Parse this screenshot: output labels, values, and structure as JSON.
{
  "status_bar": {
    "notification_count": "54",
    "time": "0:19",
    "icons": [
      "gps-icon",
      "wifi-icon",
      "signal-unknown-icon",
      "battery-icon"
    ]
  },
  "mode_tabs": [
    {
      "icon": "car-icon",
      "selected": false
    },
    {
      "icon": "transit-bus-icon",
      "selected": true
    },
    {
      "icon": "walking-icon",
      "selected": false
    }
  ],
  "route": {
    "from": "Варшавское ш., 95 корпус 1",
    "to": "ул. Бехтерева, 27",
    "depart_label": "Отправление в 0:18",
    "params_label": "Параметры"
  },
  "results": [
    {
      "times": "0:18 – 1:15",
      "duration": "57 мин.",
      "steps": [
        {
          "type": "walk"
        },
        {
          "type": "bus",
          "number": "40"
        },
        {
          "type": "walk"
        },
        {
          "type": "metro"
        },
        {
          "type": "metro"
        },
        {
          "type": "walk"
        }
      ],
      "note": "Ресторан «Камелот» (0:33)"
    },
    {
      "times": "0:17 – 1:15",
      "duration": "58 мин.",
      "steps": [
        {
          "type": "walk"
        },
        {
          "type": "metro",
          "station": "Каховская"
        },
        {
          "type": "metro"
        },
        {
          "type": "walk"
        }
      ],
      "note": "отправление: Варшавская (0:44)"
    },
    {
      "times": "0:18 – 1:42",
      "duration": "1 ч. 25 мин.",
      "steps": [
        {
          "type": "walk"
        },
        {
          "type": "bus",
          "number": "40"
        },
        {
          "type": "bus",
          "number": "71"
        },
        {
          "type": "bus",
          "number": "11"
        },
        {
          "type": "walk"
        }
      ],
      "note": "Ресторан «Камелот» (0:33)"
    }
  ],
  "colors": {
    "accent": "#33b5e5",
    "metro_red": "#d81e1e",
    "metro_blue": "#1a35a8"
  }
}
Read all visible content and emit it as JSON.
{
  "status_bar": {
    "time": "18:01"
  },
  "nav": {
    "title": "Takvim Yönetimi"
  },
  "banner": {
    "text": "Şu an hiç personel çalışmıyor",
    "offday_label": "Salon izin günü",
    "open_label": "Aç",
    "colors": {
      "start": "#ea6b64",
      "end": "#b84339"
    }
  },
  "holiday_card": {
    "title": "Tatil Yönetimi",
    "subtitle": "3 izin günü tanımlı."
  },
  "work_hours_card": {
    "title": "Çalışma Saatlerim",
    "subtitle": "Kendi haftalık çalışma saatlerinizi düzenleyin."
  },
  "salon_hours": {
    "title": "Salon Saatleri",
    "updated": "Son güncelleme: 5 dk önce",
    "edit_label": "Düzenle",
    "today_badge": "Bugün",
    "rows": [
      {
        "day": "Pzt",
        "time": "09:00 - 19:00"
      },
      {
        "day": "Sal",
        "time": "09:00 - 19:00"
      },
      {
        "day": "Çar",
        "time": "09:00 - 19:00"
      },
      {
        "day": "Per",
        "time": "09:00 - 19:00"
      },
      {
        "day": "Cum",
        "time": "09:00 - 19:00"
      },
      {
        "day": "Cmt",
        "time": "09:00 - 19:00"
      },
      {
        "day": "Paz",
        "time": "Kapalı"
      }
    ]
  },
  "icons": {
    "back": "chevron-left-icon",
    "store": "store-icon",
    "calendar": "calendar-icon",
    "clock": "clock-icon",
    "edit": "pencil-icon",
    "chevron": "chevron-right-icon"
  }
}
+-------+
--- Aim of the task ---
All lines in the data that contain the word "JSON" should be copied.

--- Finished task ---
Parse this screenshot: output labels, values, and structure as JSON.
Read all visible content and emit it as JSON.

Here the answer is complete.